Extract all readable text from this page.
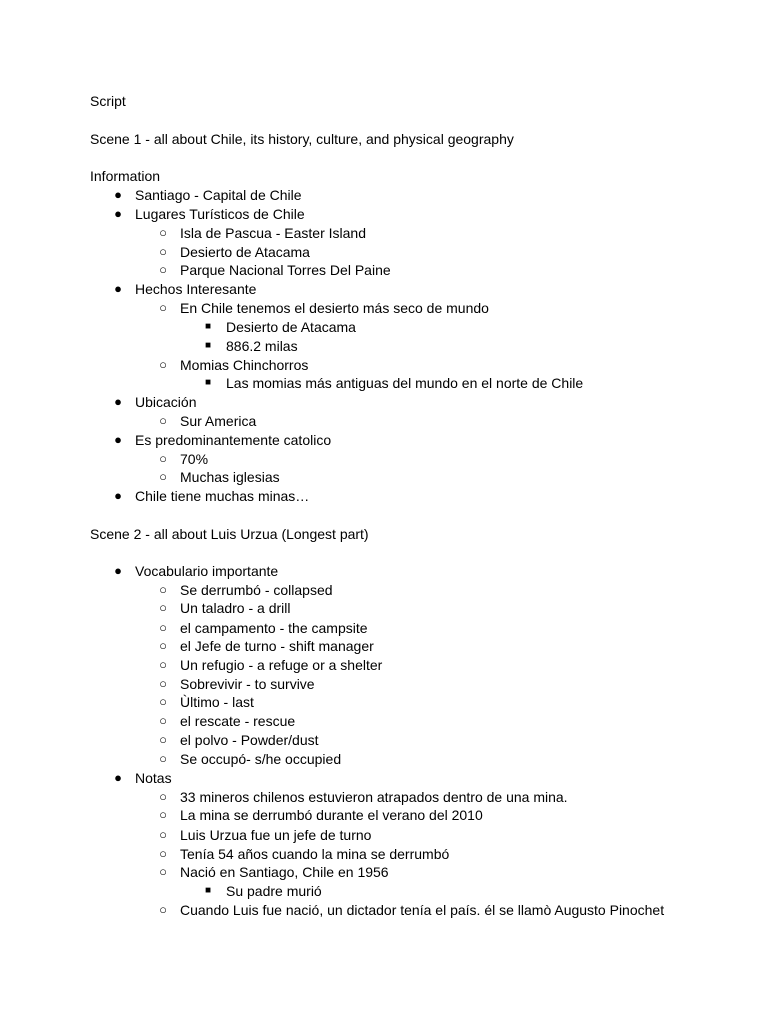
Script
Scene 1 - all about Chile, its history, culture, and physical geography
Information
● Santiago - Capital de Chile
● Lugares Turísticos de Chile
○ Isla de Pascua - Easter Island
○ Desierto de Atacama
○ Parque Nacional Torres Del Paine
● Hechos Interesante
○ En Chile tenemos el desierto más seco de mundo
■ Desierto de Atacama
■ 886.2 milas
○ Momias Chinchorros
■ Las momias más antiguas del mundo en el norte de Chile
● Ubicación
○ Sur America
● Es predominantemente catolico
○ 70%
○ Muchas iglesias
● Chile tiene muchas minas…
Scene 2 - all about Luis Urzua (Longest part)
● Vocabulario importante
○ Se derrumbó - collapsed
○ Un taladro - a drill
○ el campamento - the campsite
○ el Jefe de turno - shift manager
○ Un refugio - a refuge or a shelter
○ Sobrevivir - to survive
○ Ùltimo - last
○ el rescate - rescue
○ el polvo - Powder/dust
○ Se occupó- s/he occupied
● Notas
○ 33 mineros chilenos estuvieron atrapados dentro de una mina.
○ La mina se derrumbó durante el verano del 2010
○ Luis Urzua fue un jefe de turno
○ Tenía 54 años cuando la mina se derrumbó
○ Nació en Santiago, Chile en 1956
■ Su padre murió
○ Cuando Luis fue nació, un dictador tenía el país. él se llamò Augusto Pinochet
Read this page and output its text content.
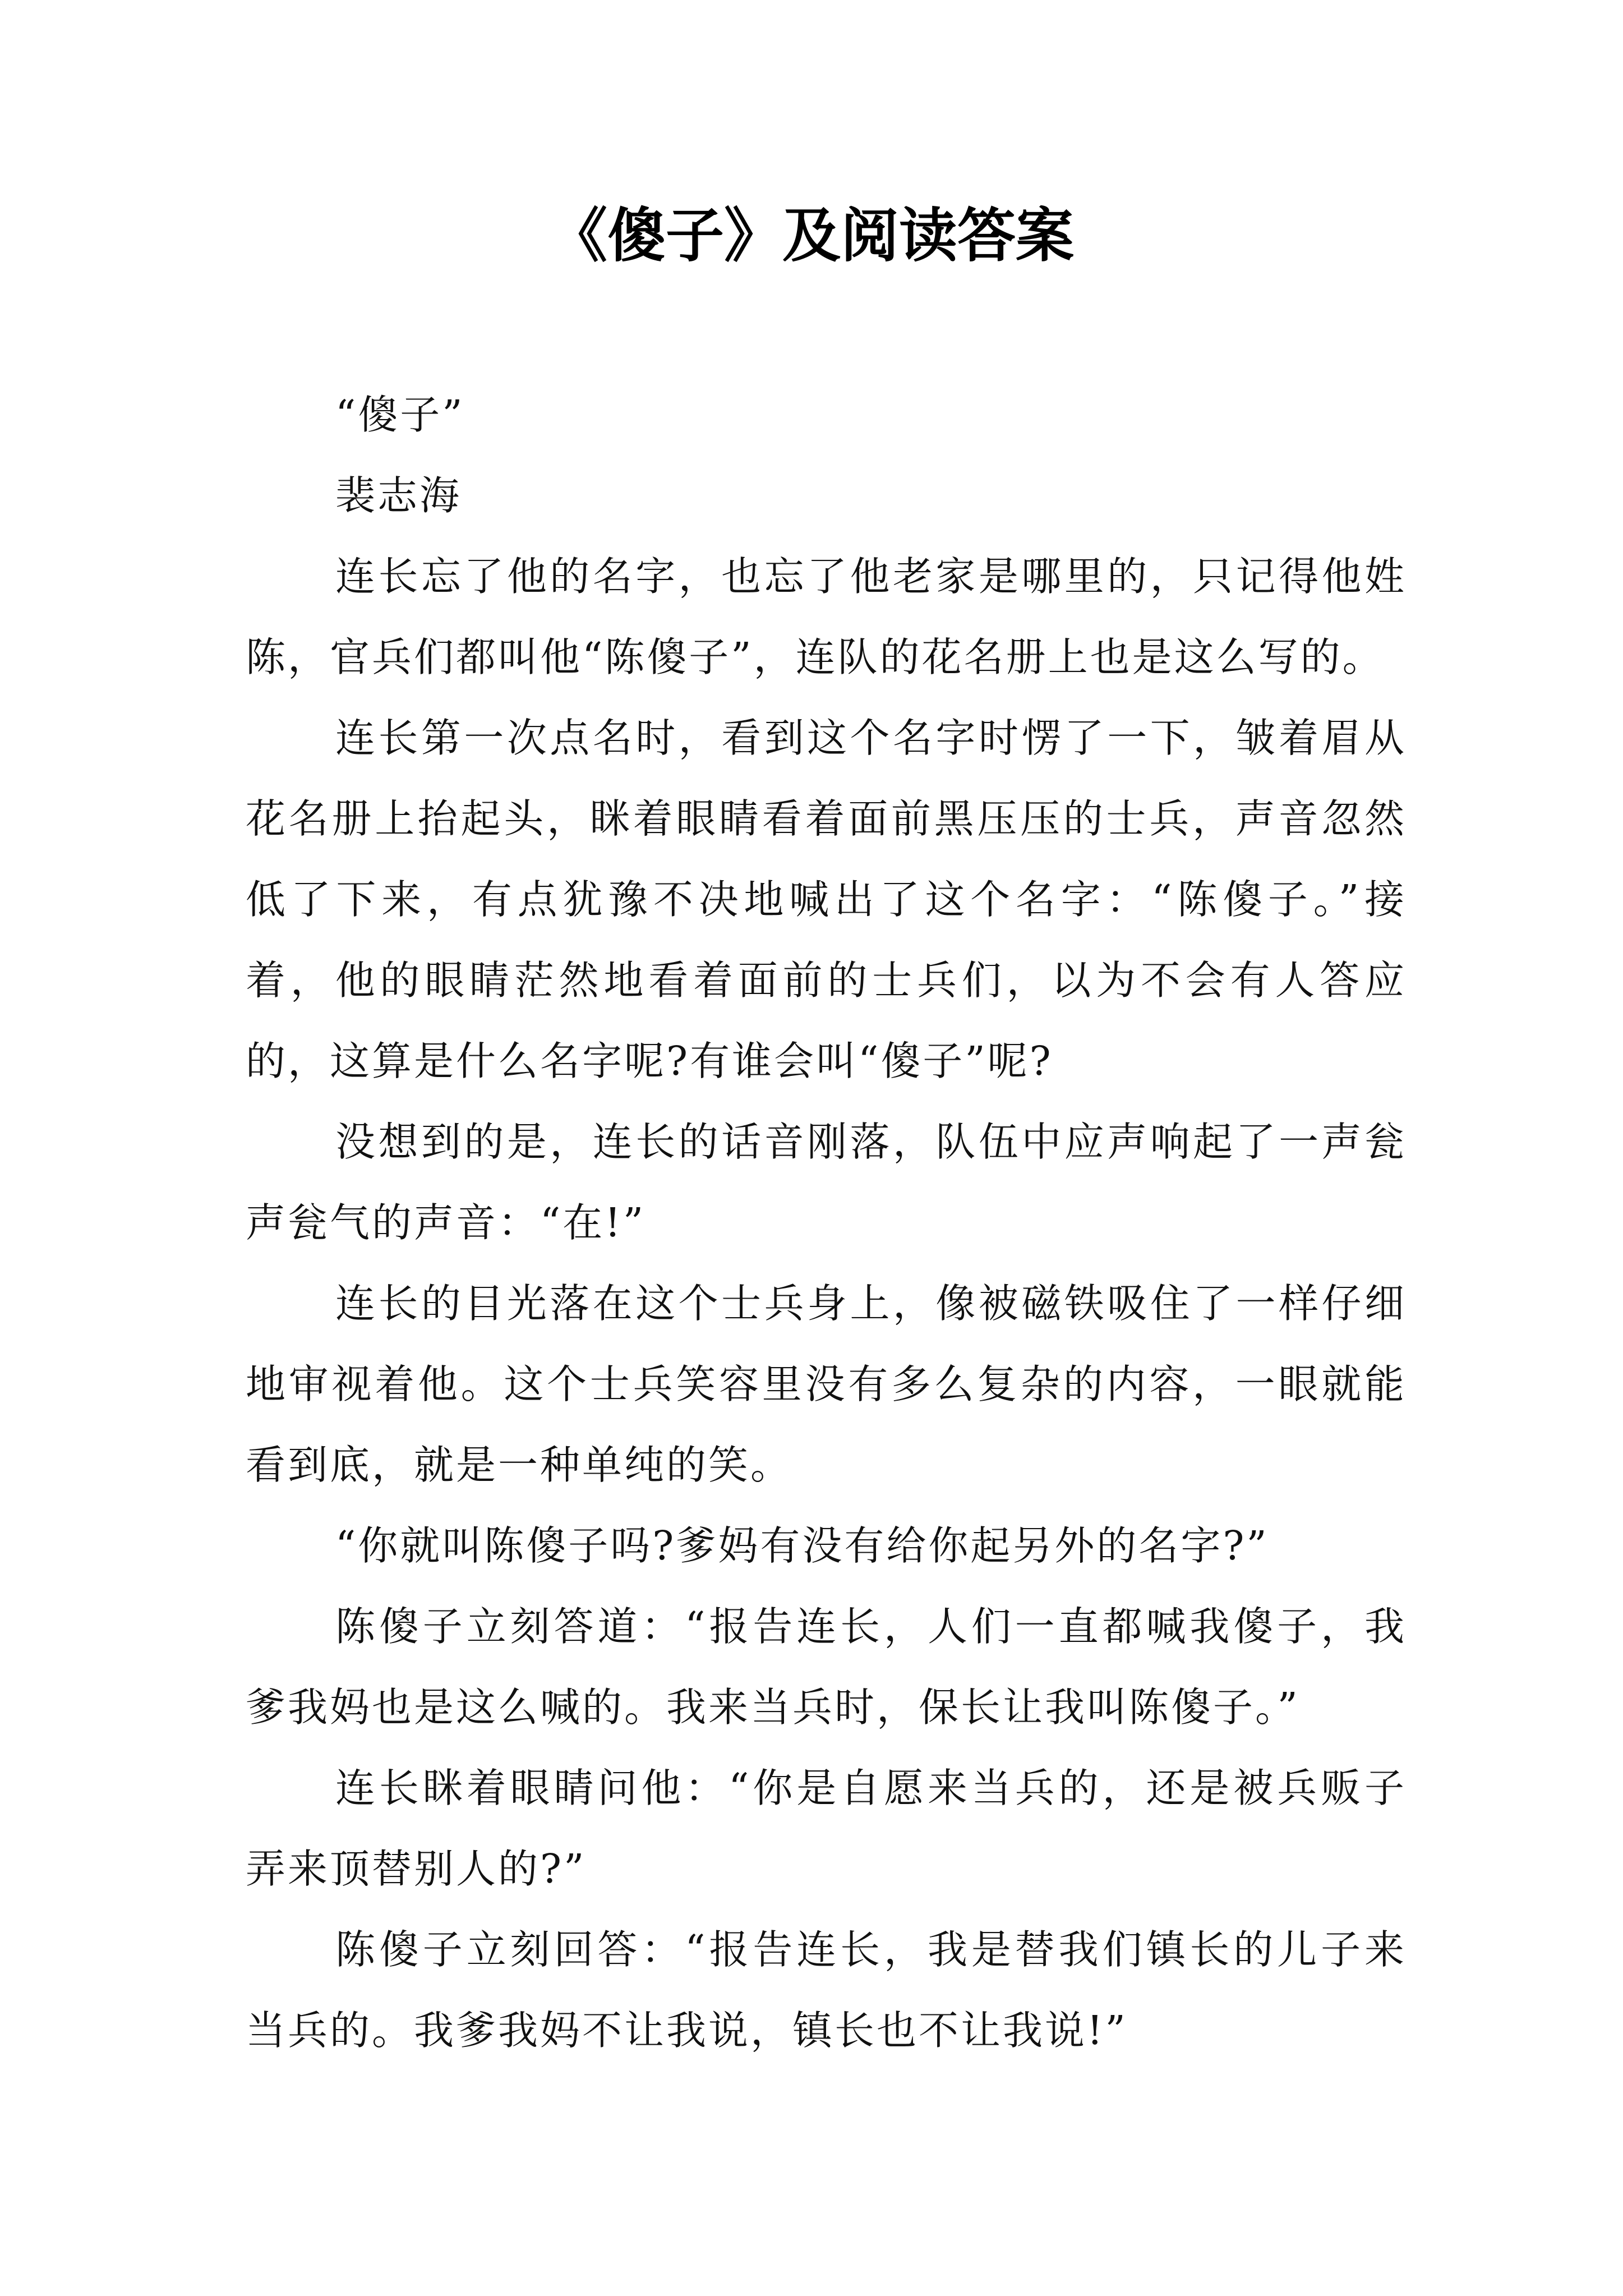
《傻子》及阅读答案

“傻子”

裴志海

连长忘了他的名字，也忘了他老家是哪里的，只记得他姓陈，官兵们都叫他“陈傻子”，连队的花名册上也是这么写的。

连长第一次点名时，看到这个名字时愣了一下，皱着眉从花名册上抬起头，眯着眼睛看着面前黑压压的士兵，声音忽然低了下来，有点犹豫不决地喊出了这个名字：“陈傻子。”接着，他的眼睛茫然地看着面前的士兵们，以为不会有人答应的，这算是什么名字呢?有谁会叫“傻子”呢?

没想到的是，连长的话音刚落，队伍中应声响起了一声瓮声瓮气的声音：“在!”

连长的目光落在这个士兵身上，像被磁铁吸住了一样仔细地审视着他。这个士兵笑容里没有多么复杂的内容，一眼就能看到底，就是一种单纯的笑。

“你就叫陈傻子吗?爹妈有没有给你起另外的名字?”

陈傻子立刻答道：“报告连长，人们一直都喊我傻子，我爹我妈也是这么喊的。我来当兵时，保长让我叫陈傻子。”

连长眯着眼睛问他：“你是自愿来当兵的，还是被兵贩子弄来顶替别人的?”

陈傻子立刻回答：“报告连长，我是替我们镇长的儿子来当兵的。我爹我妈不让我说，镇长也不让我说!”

● ● ●

__Exercise prompt__:
Go back to the records above and write them out exactly, without the pictures.

__Final answer__:
Extract all readable text from this page.
Script
Scene 1 - all about Chile, its history, culture, and physical geography
Information
● Santiago - Capital de Chile
● Lugares Turísticos de Chile
○ Isla de Pascua - Easter Island
○ Desierto de Atacama
○ Parque Nacional Torres Del Paine
● Hechos Interesante
○ En Chile tenemos el desierto más seco de mundo
■ Desierto de Atacama
■ 886.2 milas
○ Momias Chinchorros
■ Las momias más antiguas del mundo en el norte de Chile
● Ubicación
○ Sur America
● Es predominantemente catolico
○ 70%
○ Muchas iglesias
● Chile tiene muchas minas…
Scene 2 - all about Luis Urzua (Longest part)
● Vocabulario importante
○ Se derrumbó - collapsed
○ Un taladro - a drill
○ el campamento - the campsite
○ el Jefe de turno - shift manager
○ Un refugio - a refuge or a shelter
○ Sobrevivir - to survive
○ Ùltimo - last
○ el rescate - rescue
○ el polvo - Powder/dust
○ Se occupó- s/he occupied
● Notas
○ 33 mineros chilenos estuvieron atrapados dentro de una mina.
○ La mina se derrumbó durante el verano del 2010
○ Luis Urzua fue un jefe de turno
○ Tenía 54 años cuando la mina se derrumbó
○ Nació en Santiago, Chile en 1956
■ Su padre murió
○ Cuando Luis fue nació, un dictador tenía el país. él se llamò Augusto Pinochet
Read this page and output its text content.
《傻子》及阅读答案

“傻子”

裴志海

连长忘了他的名字，也忘了他老家是哪里的，只记得他姓陈，官兵们都叫他“陈傻子”，连队的花名册上也是这么写的。

连长第一次点名时，看到这个名字时愣了一下，皱着眉从花名册上抬起头，眯着眼睛看着面前黑压压的士兵，声音忽然低了下来，有点犹豫不决地喊出了这个名字：“陈傻子。”接着，他的眼睛茫然地看着面前的士兵们，以为不会有人答应的，这算是什么名字呢?有谁会叫“傻子”呢?

没想到的是，连长的话音刚落，队伍中应声响起了一声瓮声瓮气的声音：“在!”

连长的目光落在这个士兵身上，像被磁铁吸住了一样仔细地审视着他。这个士兵笑容里没有多么复杂的内容，一眼就能看到底，就是一种单纯的笑。

“你就叫陈傻子吗?爹妈有没有给你起另外的名字?”

陈傻子立刻答道：“报告连长，人们一直都喊我傻子，我爹我妈也是这么喊的。我来当兵时，保长让我叫陈傻子。”

连长眯着眼睛问他：“你是自愿来当兵的，还是被兵贩子弄来顶替别人的?”

陈傻子立刻回答：“报告连长，我是替我们镇长的儿子来当兵的。我爹我妈不让我说，镇长也不让我说!”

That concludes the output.